═════ RECORDS SHOWN ═════
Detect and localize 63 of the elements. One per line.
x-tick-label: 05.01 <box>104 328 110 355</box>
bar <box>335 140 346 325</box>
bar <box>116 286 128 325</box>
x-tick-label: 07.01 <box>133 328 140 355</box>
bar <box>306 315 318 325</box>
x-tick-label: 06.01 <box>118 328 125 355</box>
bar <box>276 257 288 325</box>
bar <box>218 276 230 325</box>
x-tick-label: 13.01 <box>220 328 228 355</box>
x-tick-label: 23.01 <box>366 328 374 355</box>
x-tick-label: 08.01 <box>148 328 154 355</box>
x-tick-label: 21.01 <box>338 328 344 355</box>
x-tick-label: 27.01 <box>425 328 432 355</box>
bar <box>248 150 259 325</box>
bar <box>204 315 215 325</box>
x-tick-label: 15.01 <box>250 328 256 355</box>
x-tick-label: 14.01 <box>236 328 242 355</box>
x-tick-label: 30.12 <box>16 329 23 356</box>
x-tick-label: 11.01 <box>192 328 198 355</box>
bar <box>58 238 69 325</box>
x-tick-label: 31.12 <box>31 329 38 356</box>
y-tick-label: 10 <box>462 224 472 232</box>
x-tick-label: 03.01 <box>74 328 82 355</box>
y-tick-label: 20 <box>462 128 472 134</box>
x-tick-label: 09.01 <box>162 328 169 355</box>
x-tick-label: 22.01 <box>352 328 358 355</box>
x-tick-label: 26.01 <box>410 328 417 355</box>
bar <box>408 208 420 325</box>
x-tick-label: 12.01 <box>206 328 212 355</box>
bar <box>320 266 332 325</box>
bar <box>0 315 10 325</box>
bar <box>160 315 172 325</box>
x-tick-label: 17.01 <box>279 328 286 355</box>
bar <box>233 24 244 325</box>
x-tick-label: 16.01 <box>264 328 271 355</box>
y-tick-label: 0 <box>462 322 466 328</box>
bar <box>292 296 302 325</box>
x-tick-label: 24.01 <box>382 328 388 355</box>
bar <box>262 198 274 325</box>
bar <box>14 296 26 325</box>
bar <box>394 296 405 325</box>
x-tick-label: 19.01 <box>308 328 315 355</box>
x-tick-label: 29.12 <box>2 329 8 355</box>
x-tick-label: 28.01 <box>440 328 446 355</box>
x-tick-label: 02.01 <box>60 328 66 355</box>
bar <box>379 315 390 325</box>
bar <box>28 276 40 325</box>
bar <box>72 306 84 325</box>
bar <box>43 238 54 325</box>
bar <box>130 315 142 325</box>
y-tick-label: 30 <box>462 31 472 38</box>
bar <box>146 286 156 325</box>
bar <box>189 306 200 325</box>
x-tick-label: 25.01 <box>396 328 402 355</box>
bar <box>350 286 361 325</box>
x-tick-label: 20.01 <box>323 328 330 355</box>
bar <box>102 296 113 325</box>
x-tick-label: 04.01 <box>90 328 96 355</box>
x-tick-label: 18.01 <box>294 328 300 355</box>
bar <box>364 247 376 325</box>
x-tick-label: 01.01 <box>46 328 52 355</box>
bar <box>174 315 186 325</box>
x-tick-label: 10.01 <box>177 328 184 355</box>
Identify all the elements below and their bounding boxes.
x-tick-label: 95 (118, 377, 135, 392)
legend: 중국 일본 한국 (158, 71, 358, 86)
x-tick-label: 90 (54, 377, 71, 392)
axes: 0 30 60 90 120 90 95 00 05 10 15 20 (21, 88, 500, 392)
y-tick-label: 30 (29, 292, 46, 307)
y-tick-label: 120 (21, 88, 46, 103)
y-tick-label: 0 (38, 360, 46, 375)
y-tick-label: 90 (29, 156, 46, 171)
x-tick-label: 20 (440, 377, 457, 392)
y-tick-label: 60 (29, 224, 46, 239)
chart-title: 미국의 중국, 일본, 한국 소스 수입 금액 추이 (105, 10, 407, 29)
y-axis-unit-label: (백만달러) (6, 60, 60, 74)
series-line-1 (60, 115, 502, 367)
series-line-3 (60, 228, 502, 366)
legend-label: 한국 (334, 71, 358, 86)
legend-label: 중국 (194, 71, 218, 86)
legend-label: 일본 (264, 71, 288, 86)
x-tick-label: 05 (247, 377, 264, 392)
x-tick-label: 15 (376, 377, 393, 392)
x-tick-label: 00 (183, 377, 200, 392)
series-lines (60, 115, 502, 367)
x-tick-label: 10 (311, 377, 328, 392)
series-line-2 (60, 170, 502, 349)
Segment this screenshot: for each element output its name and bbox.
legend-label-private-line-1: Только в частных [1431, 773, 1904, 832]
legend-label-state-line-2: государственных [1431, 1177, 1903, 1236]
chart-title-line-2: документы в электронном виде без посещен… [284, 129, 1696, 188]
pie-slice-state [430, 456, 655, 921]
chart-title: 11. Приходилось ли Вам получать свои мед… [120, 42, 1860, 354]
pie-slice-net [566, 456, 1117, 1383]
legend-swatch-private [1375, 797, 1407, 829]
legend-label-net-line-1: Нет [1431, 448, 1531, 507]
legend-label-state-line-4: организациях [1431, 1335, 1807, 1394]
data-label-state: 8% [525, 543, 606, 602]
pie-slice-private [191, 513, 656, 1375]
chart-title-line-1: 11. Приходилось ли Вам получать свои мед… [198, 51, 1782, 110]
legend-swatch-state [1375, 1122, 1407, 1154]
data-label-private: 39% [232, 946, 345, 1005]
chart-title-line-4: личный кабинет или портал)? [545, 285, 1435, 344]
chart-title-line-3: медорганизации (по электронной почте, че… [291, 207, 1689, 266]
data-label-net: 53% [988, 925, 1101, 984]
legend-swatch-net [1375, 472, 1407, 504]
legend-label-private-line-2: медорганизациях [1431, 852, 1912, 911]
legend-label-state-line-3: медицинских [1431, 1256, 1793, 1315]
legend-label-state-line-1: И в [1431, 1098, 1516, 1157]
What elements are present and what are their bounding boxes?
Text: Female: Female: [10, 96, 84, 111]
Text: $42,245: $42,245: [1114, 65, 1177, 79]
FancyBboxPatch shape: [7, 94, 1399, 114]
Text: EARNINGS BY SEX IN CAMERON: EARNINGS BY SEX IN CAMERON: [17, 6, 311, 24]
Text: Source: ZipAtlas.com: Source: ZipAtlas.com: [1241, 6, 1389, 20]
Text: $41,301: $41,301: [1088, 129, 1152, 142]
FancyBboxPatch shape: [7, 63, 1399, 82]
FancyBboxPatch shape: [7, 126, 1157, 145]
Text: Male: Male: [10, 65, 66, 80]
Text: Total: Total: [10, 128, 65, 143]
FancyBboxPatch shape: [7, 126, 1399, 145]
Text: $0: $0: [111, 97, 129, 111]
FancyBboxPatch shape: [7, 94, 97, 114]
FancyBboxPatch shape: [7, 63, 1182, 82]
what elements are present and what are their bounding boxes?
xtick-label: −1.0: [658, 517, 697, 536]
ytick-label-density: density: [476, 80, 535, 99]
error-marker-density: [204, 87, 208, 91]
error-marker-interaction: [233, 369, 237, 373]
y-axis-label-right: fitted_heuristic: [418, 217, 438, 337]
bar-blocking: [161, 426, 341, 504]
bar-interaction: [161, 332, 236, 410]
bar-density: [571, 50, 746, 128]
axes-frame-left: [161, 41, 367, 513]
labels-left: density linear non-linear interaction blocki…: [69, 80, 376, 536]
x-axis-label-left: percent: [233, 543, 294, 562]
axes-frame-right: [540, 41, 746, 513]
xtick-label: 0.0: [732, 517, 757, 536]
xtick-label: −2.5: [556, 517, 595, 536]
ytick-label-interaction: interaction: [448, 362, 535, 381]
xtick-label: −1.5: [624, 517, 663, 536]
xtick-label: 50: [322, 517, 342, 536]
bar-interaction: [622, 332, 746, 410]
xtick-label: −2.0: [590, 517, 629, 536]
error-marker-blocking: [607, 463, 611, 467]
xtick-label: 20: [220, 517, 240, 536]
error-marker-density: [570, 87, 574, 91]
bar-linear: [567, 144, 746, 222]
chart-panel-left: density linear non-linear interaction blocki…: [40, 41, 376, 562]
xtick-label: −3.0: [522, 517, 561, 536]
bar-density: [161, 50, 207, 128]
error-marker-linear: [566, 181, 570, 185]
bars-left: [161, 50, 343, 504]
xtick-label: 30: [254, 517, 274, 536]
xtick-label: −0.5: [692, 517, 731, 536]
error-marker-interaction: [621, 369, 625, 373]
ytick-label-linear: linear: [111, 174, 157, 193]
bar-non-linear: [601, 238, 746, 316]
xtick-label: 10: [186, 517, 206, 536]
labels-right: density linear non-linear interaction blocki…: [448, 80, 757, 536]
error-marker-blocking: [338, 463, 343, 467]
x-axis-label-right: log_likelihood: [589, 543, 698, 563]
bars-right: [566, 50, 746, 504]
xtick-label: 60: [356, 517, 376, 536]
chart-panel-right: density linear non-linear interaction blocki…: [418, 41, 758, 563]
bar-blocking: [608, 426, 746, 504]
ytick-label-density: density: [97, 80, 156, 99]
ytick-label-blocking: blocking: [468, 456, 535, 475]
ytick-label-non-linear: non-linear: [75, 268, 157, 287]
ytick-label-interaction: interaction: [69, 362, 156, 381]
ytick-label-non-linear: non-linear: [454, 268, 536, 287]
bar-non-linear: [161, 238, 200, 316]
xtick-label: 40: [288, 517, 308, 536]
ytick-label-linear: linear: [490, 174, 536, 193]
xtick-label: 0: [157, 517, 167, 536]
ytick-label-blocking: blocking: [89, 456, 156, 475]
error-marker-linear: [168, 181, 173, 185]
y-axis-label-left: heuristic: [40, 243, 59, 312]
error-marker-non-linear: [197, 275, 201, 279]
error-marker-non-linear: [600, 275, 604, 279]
═════
GOAL —
Return, word for word, the entries starting at the first line and ending at the line that contains "x-tick-label: 06.01 <box>118", both included.

OUTPUT FOR THIS EXERCISE —
Detect and localize 63 of the elements. One per line.
x-tick-label: 05.01 <box>104 328 110 355</box>
bar <box>335 140 346 325</box>
bar <box>116 286 128 325</box>
x-tick-label: 07.01 <box>133 328 140 355</box>
bar <box>306 315 318 325</box>
x-tick-label: 06.01 <box>118 328 125 355</box>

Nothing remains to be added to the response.